• [To do] Go through the data below. Pull out every line that has the word "metric".
[Start of Exercise inputs]
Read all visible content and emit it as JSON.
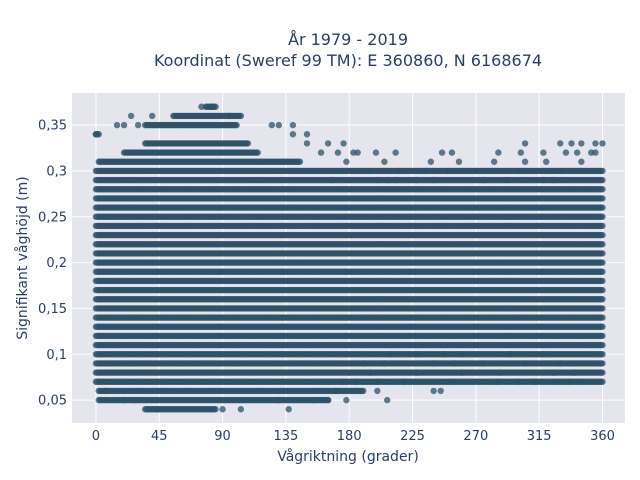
{
  "chart_data": {
    "type": "scatter",
    "title": [
      "År 1979 - 2019",
      "Koordinat (Sweref 99 TM): E 360860, N 6168674"
    ],
    "xlabel": "Vågriktning (grader)",
    "ylabel": "Signifikant våghöjd (m)",
    "xlim": [
      -17,
      376
    ],
    "ylim": [
      0.025,
      0.385
    ],
    "x_ticks": [
      0,
      45,
      90,
      135,
      180,
      225,
      270,
      315,
      360
    ],
    "x_tick_labels": [
      "0",
      "45",
      "90",
      "135",
      "180",
      "225",
      "270",
      "315",
      "360"
    ],
    "y_ticks": [
      0.05,
      0.1,
      0.15,
      0.2,
      0.25,
      0.3,
      0.35
    ],
    "y_tick_labels": [
      "0,05",
      "0,1",
      "0,15",
      "0,2",
      "0,25",
      "0,3",
      "0,35"
    ],
    "grid": true,
    "marker_color": "#2f5168",
    "plot_bg": "#e5e5ee",
    "y_levels": [
      0.04,
      0.05,
      0.06,
      0.07,
      0.08,
      0.09,
      0.1,
      0.11,
      0.12,
      0.13,
      0.14,
      0.15,
      0.16,
      0.17,
      0.18,
      0.19,
      0.2,
      0.21,
      0.22,
      0.23,
      0.24,
      0.25,
      0.26,
      0.27,
      0.28,
      0.29,
      0.3,
      0.31,
      0.32,
      0.33,
      0.34,
      0.35,
      0.36,
      0.37
    ],
    "dense_x_ranges": [
      [
        35,
        85
      ],
      [
        2,
        165
      ],
      [
        2,
        190
      ],
      [
        0,
        360
      ],
      [
        0,
        360
      ],
      [
        0,
        360
      ],
      [
        0,
        360
      ],
      [
        0,
        360
      ],
      [
        0,
        360
      ],
      [
        0,
        360
      ],
      [
        0,
        360
      ],
      [
        0,
        360
      ],
      [
        0,
        360
      ],
      [
        0,
        360
      ],
      [
        0,
        360
      ],
      [
        0,
        360
      ],
      [
        0,
        360
      ],
      [
        0,
        360
      ],
      [
        0,
        360
      ],
      [
        0,
        360
      ],
      [
        0,
        360
      ],
      [
        0,
        360
      ],
      [
        0,
        360
      ],
      [
        0,
        360
      ],
      [
        0,
        360
      ],
      [
        0,
        360
      ],
      [
        0,
        360
      ],
      [
        2,
        145
      ],
      [
        20,
        115
      ],
      [
        35,
        108
      ],
      [
        0,
        2
      ],
      [
        35,
        100
      ],
      [
        55,
        102
      ],
      [
        78,
        85
      ]
    ],
    "sparse_points": [
      [
        44,
        0.04
      ],
      [
        90,
        0.04
      ],
      [
        103,
        0.04
      ],
      [
        137,
        0.04
      ],
      [
        20,
        0.05
      ],
      [
        28,
        0.05
      ],
      [
        130,
        0.05
      ],
      [
        155,
        0.05
      ],
      [
        165,
        0.05
      ],
      [
        178,
        0.05
      ],
      [
        207,
        0.05
      ],
      [
        7,
        0.06
      ],
      [
        170,
        0.06
      ],
      [
        200,
        0.06
      ],
      [
        240,
        0.06
      ],
      [
        245,
        0.06
      ],
      [
        165,
        0.07
      ],
      [
        175,
        0.07
      ],
      [
        185,
        0.07
      ],
      [
        200,
        0.07
      ],
      [
        219,
        0.07
      ],
      [
        252,
        0.07
      ],
      [
        285,
        0.07
      ],
      [
        300,
        0.07
      ],
      [
        312,
        0.07
      ],
      [
        328,
        0.07
      ],
      [
        336,
        0.07
      ],
      [
        343,
        0.07
      ],
      [
        180,
        0.08
      ],
      [
        195,
        0.08
      ],
      [
        228,
        0.08
      ],
      [
        260,
        0.08
      ],
      [
        287,
        0.08
      ],
      [
        325,
        0.08
      ],
      [
        340,
        0.08
      ],
      [
        190,
        0.09
      ],
      [
        205,
        0.09
      ],
      [
        240,
        0.09
      ],
      [
        255,
        0.09
      ],
      [
        275,
        0.09
      ],
      [
        305,
        0.09
      ],
      [
        330,
        0.09
      ],
      [
        210,
        0.1
      ],
      [
        228,
        0.1
      ],
      [
        247,
        0.1
      ],
      [
        260,
        0.1
      ],
      [
        295,
        0.1
      ],
      [
        318,
        0.1
      ],
      [
        168,
        0.29
      ],
      [
        180,
        0.29
      ],
      [
        200,
        0.29
      ],
      [
        208,
        0.29
      ],
      [
        213,
        0.29
      ],
      [
        228,
        0.29
      ],
      [
        240,
        0.29
      ],
      [
        276,
        0.29
      ],
      [
        292,
        0.29
      ],
      [
        318,
        0.29
      ],
      [
        325,
        0.29
      ],
      [
        195,
        0.3
      ],
      [
        215,
        0.3
      ],
      [
        235,
        0.3
      ],
      [
        250,
        0.3
      ],
      [
        270,
        0.3
      ],
      [
        300,
        0.3
      ],
      [
        330,
        0.3
      ],
      [
        178,
        0.31
      ],
      [
        205,
        0.31
      ],
      [
        238,
        0.31
      ],
      [
        258,
        0.31
      ],
      [
        283,
        0.31
      ],
      [
        305,
        0.31
      ],
      [
        320,
        0.31
      ],
      [
        345,
        0.31
      ],
      [
        160,
        0.32
      ],
      [
        172,
        0.32
      ],
      [
        183,
        0.32
      ],
      [
        186,
        0.32
      ],
      [
        199,
        0.32
      ],
      [
        213,
        0.32
      ],
      [
        246,
        0.32
      ],
      [
        253,
        0.32
      ],
      [
        286,
        0.32
      ],
      [
        302,
        0.32
      ],
      [
        318,
        0.32
      ],
      [
        334,
        0.32
      ],
      [
        342,
        0.32
      ],
      [
        352,
        0.32
      ],
      [
        355,
        0.32
      ],
      [
        150,
        0.33
      ],
      [
        165,
        0.33
      ],
      [
        176,
        0.33
      ],
      [
        330,
        0.33
      ],
      [
        338,
        0.33
      ],
      [
        345,
        0.33
      ],
      [
        140,
        0.34
      ],
      [
        150,
        0.34
      ],
      [
        305,
        0.33
      ],
      [
        355,
        0.33
      ],
      [
        360,
        0.33
      ],
      [
        0,
        0.34
      ],
      [
        15,
        0.35
      ],
      [
        20,
        0.35
      ],
      [
        30,
        0.35
      ],
      [
        125,
        0.35
      ],
      [
        130,
        0.35
      ],
      [
        140,
        0.35
      ],
      [
        25,
        0.36
      ],
      [
        40,
        0.36
      ],
      [
        95,
        0.36
      ],
      [
        103,
        0.36
      ],
      [
        75,
        0.37
      ],
      [
        82,
        0.37
      ]
    ]
  }
}
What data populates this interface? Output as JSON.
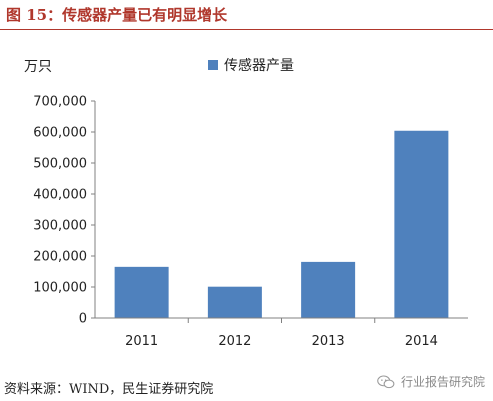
{
  "header": {
    "title": "图 15：传感器产量已有明显增长"
  },
  "footer": {
    "source": "资料来源：WIND，民生证券研究院",
    "watermark": "行业报告研究院"
  },
  "icons": {
    "watermark_icon": "wechat-icon"
  },
  "colors": {
    "title": "#b0372c",
    "bar": "#4f81bd",
    "axis": "#808080"
  },
  "chart_data": {
    "type": "bar",
    "categories": [
      "2011",
      "2012",
      "2013",
      "2014"
    ],
    "series": [
      {
        "name": "传感器产量",
        "values": [
          165000,
          101000,
          181000,
          604000
        ]
      }
    ],
    "unit": "万只",
    "ylim": [
      0,
      700000
    ],
    "yticks": [
      "0",
      "100,000",
      "200,000",
      "300,000",
      "400,000",
      "500,000",
      "600,000",
      "700,000"
    ],
    "grid": false,
    "legend_position": "top"
  }
}
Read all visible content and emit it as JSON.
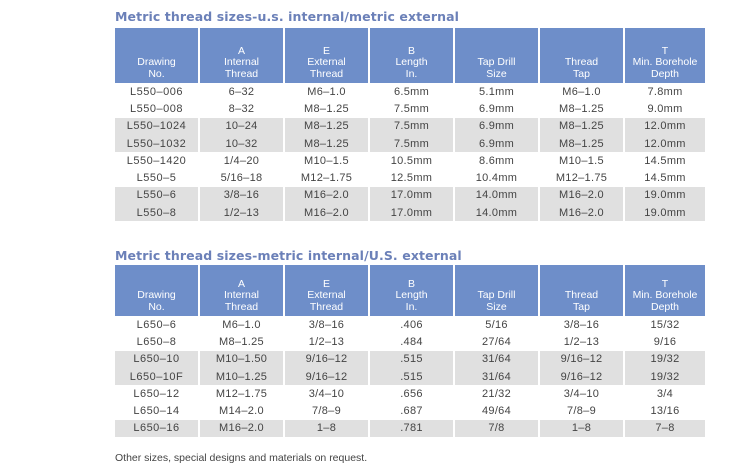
{
  "colors": {
    "title": "#6b80b8",
    "header_bg": "#6e8ec9",
    "row_shade": "#e0e0e0"
  },
  "tables": [
    {
      "title": "Metric thread sizes-u.s. internal/metric external",
      "columns": [
        [
          "Drawing",
          "No."
        ],
        [
          "A",
          "Internal",
          "Thread"
        ],
        [
          "E",
          "External",
          "Thread"
        ],
        [
          "B",
          "Length",
          "In."
        ],
        [
          "Tap Drill",
          "Size"
        ],
        [
          "Thread",
          "Tap"
        ],
        [
          "T",
          "Min. Borehole",
          "Depth"
        ]
      ],
      "rows": [
        [
          "L550-006",
          "6-32",
          "M6-1.0",
          "6.5mm",
          "5.1mm",
          "M6-1.0",
          "7.8mm"
        ],
        [
          "L550-008",
          "8-32",
          "M8-1.25",
          "7.5mm",
          "6.9mm",
          "M8-1.25",
          "9.0mm"
        ],
        [
          "L550-1024",
          "10-24",
          "M8-1.25",
          "7.5mm",
          "6.9mm",
          "M8-1.25",
          "12.0mm"
        ],
        [
          "L550-1032",
          "10-32",
          "M8-1.25",
          "7.5mm",
          "6.9mm",
          "M8-1.25",
          "12.0mm"
        ],
        [
          "L550-1420",
          "1/4-20",
          "M10-1.5",
          "10.5mm",
          "8.6mm",
          "M10-1.5",
          "14.5mm"
        ],
        [
          "L550-5",
          "5/16-18",
          "M12-1.75",
          "12.5mm",
          "10.4mm",
          "M12-1.75",
          "14.5mm"
        ],
        [
          "L550-6",
          "3/8-16",
          "M16-2.0",
          "17.0mm",
          "14.0mm",
          "M16-2.0",
          "19.0mm"
        ],
        [
          "L550-8",
          "1/2-13",
          "M16-2.0",
          "17.0mm",
          "14.0mm",
          "M16-2.0",
          "19.0mm"
        ]
      ],
      "shaded_rows": [
        2,
        3,
        6,
        7
      ]
    },
    {
      "title": "Metric thread sizes-metric internal/U.S. external",
      "columns": [
        [
          "Drawing",
          "No."
        ],
        [
          "A",
          "Internal",
          "Thread"
        ],
        [
          "E",
          "External",
          "Thread"
        ],
        [
          "B",
          "Length",
          "In."
        ],
        [
          "Tap Drill",
          "Size"
        ],
        [
          "Thread",
          "Tap"
        ],
        [
          "T",
          "Min. Borehole",
          "Depth"
        ]
      ],
      "rows": [
        [
          "L650-6",
          "M6-1.0",
          "3/8-16",
          ".406",
          "5/16",
          "3/8-16",
          "15/32"
        ],
        [
          "L650-8",
          "M8-1.25",
          "1/2-13",
          ".484",
          "27/64",
          "1/2-13",
          "9/16"
        ],
        [
          "L650-10",
          "M10-1.50",
          "9/16-12",
          ".515",
          "31/64",
          "9/16-12",
          "19/32"
        ],
        [
          "L650-10F",
          "M10-1.25",
          "9/16-12",
          ".515",
          "31/64",
          "9/16-12",
          "19/32"
        ],
        [
          "L650-12",
          "M12-1.75",
          "3/4-10",
          ".656",
          "21/32",
          "3/4-10",
          "3/4"
        ],
        [
          "L650-14",
          "M14-2.0",
          "7/8-9",
          ".687",
          "49/64",
          "7/8-9",
          "13/16"
        ],
        [
          "L650-16",
          "M16-2.0",
          "1-8",
          ".781",
          "7/8",
          "1-8",
          "7-8"
        ]
      ],
      "shaded_rows": [
        2,
        3,
        6
      ]
    }
  ],
  "footnote": "Other sizes, special designs and materials on request."
}
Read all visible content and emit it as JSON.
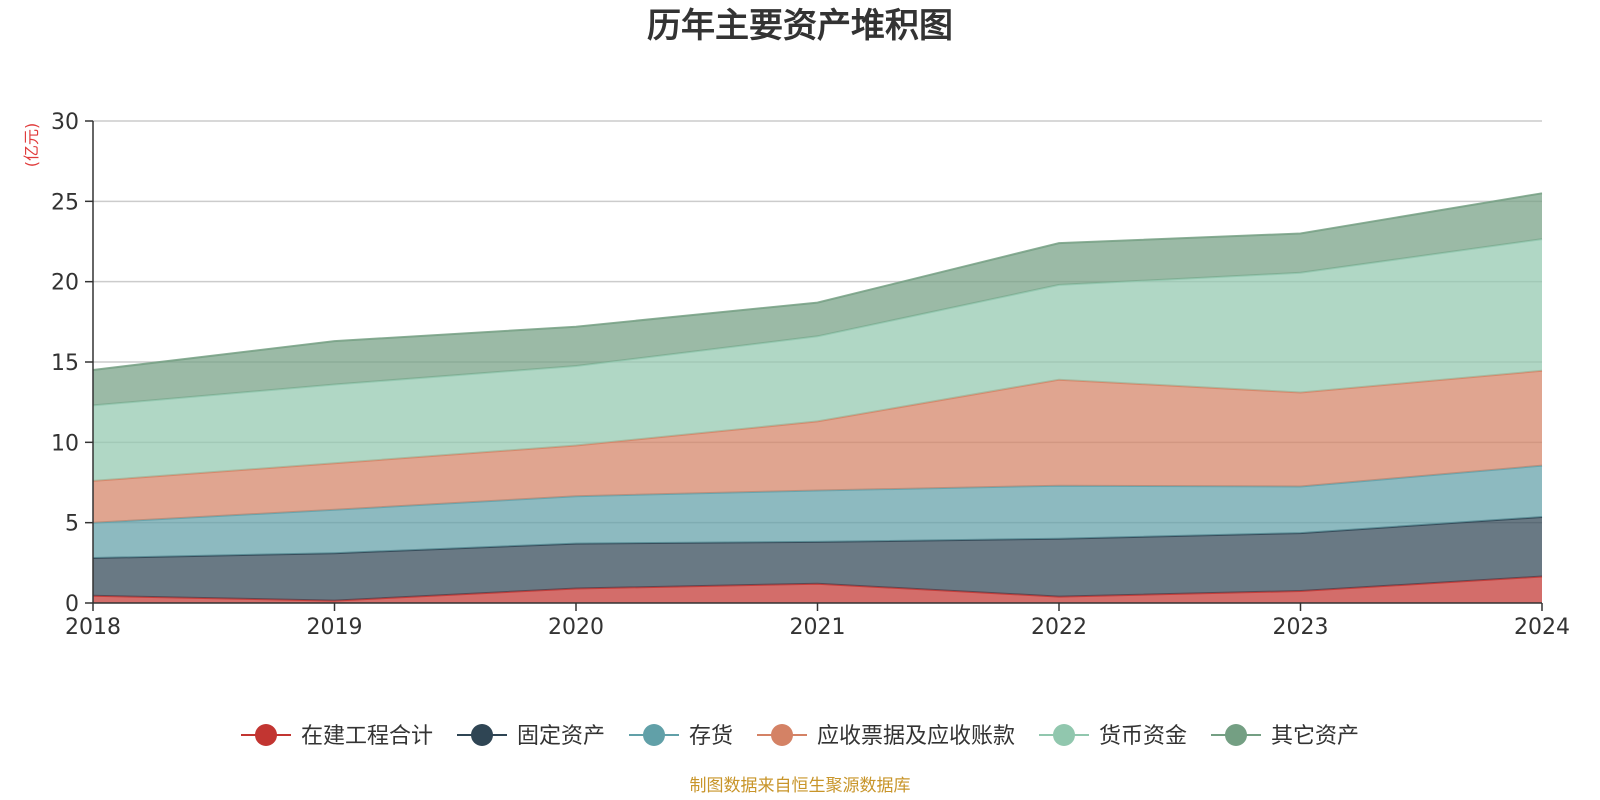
[End of Exercise inputs]
• [Expected answer]
      "title": "Metric thread sizes-u.s. internal/metric external",
      "title": "Metric thread sizes-metric internal/U.S. external",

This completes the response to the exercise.